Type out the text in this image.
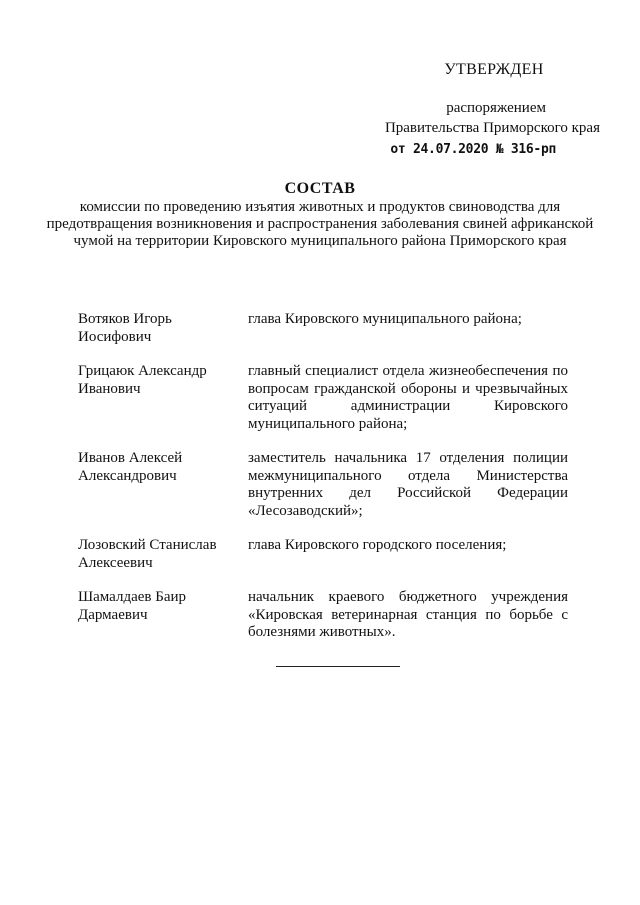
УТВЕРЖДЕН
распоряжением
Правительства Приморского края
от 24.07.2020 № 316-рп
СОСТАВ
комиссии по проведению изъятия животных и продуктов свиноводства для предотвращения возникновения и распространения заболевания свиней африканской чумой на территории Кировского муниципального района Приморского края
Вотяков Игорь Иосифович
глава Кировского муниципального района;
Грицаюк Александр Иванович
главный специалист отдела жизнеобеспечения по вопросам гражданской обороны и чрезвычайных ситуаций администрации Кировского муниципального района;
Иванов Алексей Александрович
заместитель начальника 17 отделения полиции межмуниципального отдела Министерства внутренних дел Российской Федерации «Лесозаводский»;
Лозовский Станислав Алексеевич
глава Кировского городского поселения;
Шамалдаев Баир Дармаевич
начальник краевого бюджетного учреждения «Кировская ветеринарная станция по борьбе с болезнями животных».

[Exercise objective]: Reproduce the entries above without change, omitting all pictures.

[Exercise response]:
Type out the text in this image.
УТВЕРЖДЕН
распоряжением
Правительства Приморского края
от 24.07.2020 № 316-рп
СОСТАВ
комиссии по проведению изъятия животных и продуктов свиноводства для предотвращения возникновения и распространения заболевания свиней африканской чумой на территории Кировского муниципального района Приморского края
Вотяков Игорь Иосифович
глава Кировского муниципального района;
Грицаюк Александр Иванович
главный специалист отдела жизнеобеспечения по вопросам гражданской обороны и чрезвычайных ситуаций администрации Кировского муниципального района;
Иванов Алексей Александрович
заместитель начальника 17 отделения полиции межмуниципального отдела Министерства внутренних дел Российской Федерации «Лесозаводский»;
Лозовский Станислав Алексеевич
глава Кировского городского поселения;
Шамалдаев Баир Дармаевич
начальник краевого бюджетного учреждения «Кировская ветеринарная станция по борьбе с болезнями животных».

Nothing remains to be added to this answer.